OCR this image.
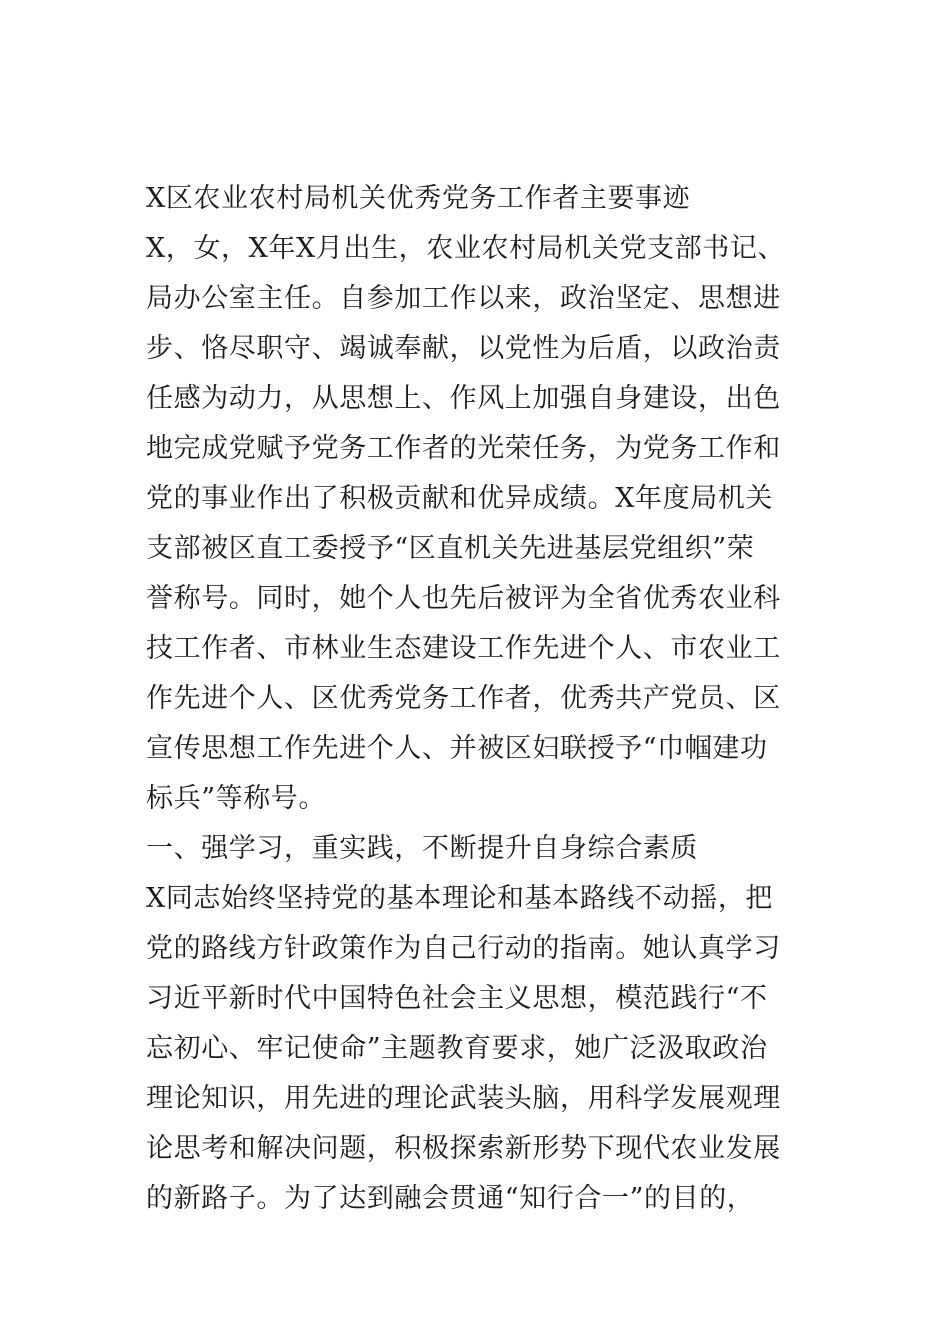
X区农业农村局机关优秀党务工作者主要事迹

X，女，X年X月出生，农业农村局机关党支部书记、

局办公室主任。自参加工作以来，政治坚定、思想进

步、恪尽职守、竭诚奉献，以党性为后盾，以政治责

任感为动力，从思想上、作风上加强自身建设，出色

地完成党赋予党务工作者的光荣任务，为党务工作和

党的事业作出了积极贡献和优异成绩。X年度局机关

支部被区直工委授予“区直机关先进基层党组织”荣

誉称号。同时，她个人也先后被评为全省优秀农业科

技工作者、市林业生态建设工作先进个人、市农业工

作先进个人、区优秀党务工作者，优秀共产党员、区

宣传思想工作先进个人、并被区妇联授予“巾帼建功

标兵”等称号。

一、强学习，重实践，不断提升自身综合素质

X同志始终坚持党的基本理论和基本路线不动摇，把

党的路线方针政策作为自己行动的指南。她认真学习

习近平新时代中国特色社会主义思想，模范践行“不

忘初心、牢记使命”主题教育要求，她广泛汲取政治

理论知识，用先进的理论武装头脑，用科学发展观理

论思考和解决问题，积极探索新形势下现代农业发展

的新路子。为了达到融会贯通“知行合一”的目的，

^^^^^^^^

== OBJECTIVE ==
Transcribe every line in the entries above, taking out only the images.

== RESPONSE TO THIS TASK ==
OCR this image.
X区农业农村局机关优秀党务工作者主要事迹

X，女，X年X月出生，农业农村局机关党支部书记、

局办公室主任。自参加工作以来，政治坚定、思想进

步、恪尽职守、竭诚奉献，以党性为后盾，以政治责

任感为动力，从思想上、作风上加强自身建设，出色

地完成党赋予党务工作者的光荣任务，为党务工作和

党的事业作出了积极贡献和优异成绩。X年度局机关

支部被区直工委授予“区直机关先进基层党组织”荣

誉称号。同时，她个人也先后被评为全省优秀农业科

技工作者、市林业生态建设工作先进个人、市农业工

作先进个人、区优秀党务工作者，优秀共产党员、区

宣传思想工作先进个人、并被区妇联授予“巾帼建功

标兵”等称号。

一、强学习，重实践，不断提升自身综合素质

X同志始终坚持党的基本理论和基本路线不动摇，把

党的路线方针政策作为自己行动的指南。她认真学习

习近平新时代中国特色社会主义思想，模范践行“不

忘初心、牢记使命”主题教育要求，她广泛汲取政治

理论知识，用先进的理论武装头脑，用科学发展观理

论思考和解决问题，积极探索新形势下现代农业发展

的新路子。为了达到融会贯通“知行合一”的目的，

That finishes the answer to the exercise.